[Data entries]
^^^^^^^^^^^^^^^^

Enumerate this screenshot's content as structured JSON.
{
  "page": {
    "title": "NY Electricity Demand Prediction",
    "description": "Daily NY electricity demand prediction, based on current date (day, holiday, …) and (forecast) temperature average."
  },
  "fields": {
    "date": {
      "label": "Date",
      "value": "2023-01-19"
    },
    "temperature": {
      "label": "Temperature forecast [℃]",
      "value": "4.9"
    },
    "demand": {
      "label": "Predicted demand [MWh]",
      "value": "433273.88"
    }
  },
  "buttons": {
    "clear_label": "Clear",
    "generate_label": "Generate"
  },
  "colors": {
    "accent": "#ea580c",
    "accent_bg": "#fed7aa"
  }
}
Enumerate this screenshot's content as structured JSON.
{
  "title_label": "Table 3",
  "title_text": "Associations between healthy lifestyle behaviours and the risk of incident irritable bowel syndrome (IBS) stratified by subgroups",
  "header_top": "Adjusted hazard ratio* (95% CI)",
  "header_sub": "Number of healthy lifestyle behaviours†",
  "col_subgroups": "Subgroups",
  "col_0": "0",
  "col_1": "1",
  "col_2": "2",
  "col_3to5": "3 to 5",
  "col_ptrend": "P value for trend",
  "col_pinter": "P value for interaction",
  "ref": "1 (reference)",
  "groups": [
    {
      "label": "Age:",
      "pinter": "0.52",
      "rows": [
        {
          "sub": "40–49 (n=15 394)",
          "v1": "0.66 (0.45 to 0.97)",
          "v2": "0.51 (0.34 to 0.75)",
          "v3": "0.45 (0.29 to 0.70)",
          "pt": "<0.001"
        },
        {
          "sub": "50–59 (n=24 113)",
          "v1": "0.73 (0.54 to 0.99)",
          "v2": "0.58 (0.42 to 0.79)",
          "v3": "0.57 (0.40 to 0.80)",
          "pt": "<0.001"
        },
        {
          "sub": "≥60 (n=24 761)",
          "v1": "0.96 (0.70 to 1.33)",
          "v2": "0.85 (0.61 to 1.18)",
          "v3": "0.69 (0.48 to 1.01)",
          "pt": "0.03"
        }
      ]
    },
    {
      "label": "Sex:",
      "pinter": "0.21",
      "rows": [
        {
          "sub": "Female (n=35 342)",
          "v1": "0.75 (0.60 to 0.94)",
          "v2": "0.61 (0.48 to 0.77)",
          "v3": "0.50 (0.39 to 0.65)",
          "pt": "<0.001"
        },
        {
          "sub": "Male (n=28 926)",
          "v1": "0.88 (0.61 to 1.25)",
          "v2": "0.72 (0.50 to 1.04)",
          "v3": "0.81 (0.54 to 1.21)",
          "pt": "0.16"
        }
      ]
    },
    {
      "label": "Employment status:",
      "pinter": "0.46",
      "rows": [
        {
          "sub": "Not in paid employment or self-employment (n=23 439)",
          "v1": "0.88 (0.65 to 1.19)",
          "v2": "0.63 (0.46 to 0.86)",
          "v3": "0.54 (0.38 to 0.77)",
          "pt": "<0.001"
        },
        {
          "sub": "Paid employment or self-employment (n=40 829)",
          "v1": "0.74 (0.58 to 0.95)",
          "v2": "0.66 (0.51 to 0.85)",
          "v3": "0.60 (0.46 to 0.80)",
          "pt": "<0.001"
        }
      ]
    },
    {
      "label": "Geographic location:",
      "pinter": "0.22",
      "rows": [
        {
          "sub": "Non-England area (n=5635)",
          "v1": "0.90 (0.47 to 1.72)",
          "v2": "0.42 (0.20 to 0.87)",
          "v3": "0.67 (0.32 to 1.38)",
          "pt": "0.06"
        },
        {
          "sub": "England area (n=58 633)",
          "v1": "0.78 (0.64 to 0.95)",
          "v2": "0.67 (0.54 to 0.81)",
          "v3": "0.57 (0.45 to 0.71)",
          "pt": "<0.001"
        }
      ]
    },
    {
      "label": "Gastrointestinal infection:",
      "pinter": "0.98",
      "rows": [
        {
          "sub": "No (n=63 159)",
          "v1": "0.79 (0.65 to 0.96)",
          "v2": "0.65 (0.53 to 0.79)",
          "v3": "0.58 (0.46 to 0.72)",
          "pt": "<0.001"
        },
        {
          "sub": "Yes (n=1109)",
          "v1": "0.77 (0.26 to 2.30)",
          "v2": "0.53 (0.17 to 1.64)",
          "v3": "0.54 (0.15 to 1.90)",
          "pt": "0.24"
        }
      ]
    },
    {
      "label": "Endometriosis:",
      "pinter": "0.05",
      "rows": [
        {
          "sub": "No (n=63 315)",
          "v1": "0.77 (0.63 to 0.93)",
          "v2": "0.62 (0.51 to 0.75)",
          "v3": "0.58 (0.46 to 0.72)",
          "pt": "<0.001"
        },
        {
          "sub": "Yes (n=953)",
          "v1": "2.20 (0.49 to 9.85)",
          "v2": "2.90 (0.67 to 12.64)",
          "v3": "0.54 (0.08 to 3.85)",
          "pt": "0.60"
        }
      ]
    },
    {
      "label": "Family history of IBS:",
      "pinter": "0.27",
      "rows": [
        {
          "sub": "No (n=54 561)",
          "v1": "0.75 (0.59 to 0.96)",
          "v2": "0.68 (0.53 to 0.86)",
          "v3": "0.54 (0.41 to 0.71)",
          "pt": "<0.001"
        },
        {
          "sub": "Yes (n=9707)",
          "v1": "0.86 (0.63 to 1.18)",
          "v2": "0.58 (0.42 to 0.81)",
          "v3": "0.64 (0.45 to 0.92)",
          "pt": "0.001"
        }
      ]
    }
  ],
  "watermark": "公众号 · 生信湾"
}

^^^^^^^^^^^^^^^^

* Direction: Transcribe all of the lines in the records precisely.

* Full response:
Enumerate this screenshot's content as structured JSON.
{
  "page": {
    "title": "NY Electricity Demand Prediction",
    "description": "Daily NY electricity demand prediction, based on current date (day, holiday, …) and (forecast) temperature average."
  },
  "fields": {
    "date": {
      "label": "Date",
      "value": "2023-01-19"
    },
    "temperature": {
      "label": "Temperature forecast [℃]",
      "value": "4.9"
    },
    "demand": {
      "label": "Predicted demand [MWh]",
      "value": "433273.88"
    }
  },
  "buttons": {
    "clear_label": "Clear",
    "generate_label": "Generate"
  },
  "colors": {
    "accent": "#ea580c",
    "accent_bg": "#fed7aa"
  }
}
Enumerate this screenshot's content as structured JSON.
{
  "title_label": "Table 3",
  "title_text": "Associations between healthy lifestyle behaviours and the risk of incident irritable bowel syndrome (IBS) stratified by subgroups",
  "header_top": "Adjusted hazard ratio* (95% CI)",
  "header_sub": "Number of healthy lifestyle behaviours†",
  "col_subgroups": "Subgroups",
  "col_0": "0",
  "col_1": "1",
  "col_2": "2",
  "col_3to5": "3 to 5",
  "col_ptrend": "P value for trend",
  "col_pinter": "P value for interaction",
  "ref": "1 (reference)",
  "groups": [
    {
      "label": "Age:",
      "pinter": "0.52",
      "rows": [
        {
          "sub": "40–49 (n=15 394)",
          "v1": "0.66 (0.45 to 0.97)",
          "v2": "0.51 (0.34 to 0.75)",
          "v3": "0.45 (0.29 to 0.70)",
          "pt": "<0.001"
        },
        {
          "sub": "50–59 (n=24 113)",
          "v1": "0.73 (0.54 to 0.99)",
          "v2": "0.58 (0.42 to 0.79)",
          "v3": "0.57 (0.40 to 0.80)",
          "pt": "<0.001"
        },
        {
          "sub": "≥60 (n=24 761)",
          "v1": "0.96 (0.70 to 1.33)",
          "v2": "0.85 (0.61 to 1.18)",
          "v3": "0.69 (0.48 to 1.01)",
          "pt": "0.03"
        }
      ]
    },
    {
      "label": "Sex:",
      "pinter": "0.21",
      "rows": [
        {
          "sub": "Female (n=35 342)",
          "v1": "0.75 (0.60 to 0.94)",
          "v2": "0.61 (0.48 to 0.77)",
          "v3": "0.50 (0.39 to 0.65)",
          "pt": "<0.001"
        },
        {
          "sub": "Male (n=28 926)",
          "v1": "0.88 (0.61 to 1.25)",
          "v2": "0.72 (0.50 to 1.04)",
          "v3": "0.81 (0.54 to 1.21)",
          "pt": "0.16"
        }
      ]
    },
    {
      "label": "Employment status:",
      "pinter": "0.46",
      "rows": [
        {
          "sub": "Not in paid employment or self-employment (n=23 439)",
          "v1": "0.88 (0.65 to 1.19)",
          "v2": "0.63 (0.46 to 0.86)",
          "v3": "0.54 (0.38 to 0.77)",
          "pt": "<0.001"
        },
        {
          "sub": "Paid employment or self-employment (n=40 829)",
          "v1": "0.74 (0.58 to 0.95)",
          "v2": "0.66 (0.51 to 0.85)",
          "v3": "0.60 (0.46 to 0.80)",
          "pt": "<0.001"
        }
      ]
    },
    {
      "label": "Geographic location:",
      "pinter": "0.22",
      "rows": [
        {
          "sub": "Non-England area (n=5635)",
          "v1": "0.90 (0.47 to 1.72)",
          "v2": "0.42 (0.20 to 0.87)",
          "v3": "0.67 (0.32 to 1.38)",
          "pt": "0.06"
        },
        {
          "sub": "England area (n=58 633)",
          "v1": "0.78 (0.64 to 0.95)",
          "v2": "0.67 (0.54 to 0.81)",
          "v3": "0.57 (0.45 to 0.71)",
          "pt": "<0.001"
        }
      ]
    },
    {
      "label": "Gastrointestinal infection:",
      "pinter": "0.98",
      "rows": [
        {
          "sub": "No (n=63 159)",
          "v1": "0.79 (0.65 to 0.96)",
          "v2": "0.65 (0.53 to 0.79)",
          "v3": "0.58 (0.46 to 0.72)",
          "pt": "<0.001"
        },
        {
          "sub": "Yes (n=1109)",
          "v1": "0.77 (0.26 to 2.30)",
          "v2": "0.53 (0.17 to 1.64)",
          "v3": "0.54 (0.15 to 1.90)",
          "pt": "0.24"
        }
      ]
    },
    {
      "label": "Endometriosis:",
      "pinter": "0.05",
      "rows": [
        {
          "sub": "No (n=63 315)",
          "v1": "0.77 (0.63 to 0.93)",
          "v2": "0.62 (0.51 to 0.75)",
          "v3": "0.58 (0.46 to 0.72)",
          "pt": "<0.001"
        },
        {
          "sub": "Yes (n=953)",
          "v1": "2.20 (0.49 to 9.85)",
          "v2": "2.90 (0.67 to 12.64)",
          "v3": "0.54 (0.08 to 3.85)",
          "pt": "0.60"
        }
      ]
    },
    {
      "label": "Family history of IBS:",
      "pinter": "0.27",
      "rows": [
        {
          "sub": "No (n=54 561)",
          "v1": "0.75 (0.59 to 0.96)",
          "v2": "0.68 (0.53 to 0.86)",
          "v3": "0.54 (0.41 to 0.71)",
          "pt": "<0.001"
        },
        {
          "sub": "Yes (n=9707)",
          "v1": "0.86 (0.63 to 1.18)",
          "v2": "0.58 (0.42 to 0.81)",
          "v3": "0.64 (0.45 to 0.92)",
          "pt": "0.001"
        }
      ]
    }
  ],
  "watermark": "公众号 · 生信湾"
}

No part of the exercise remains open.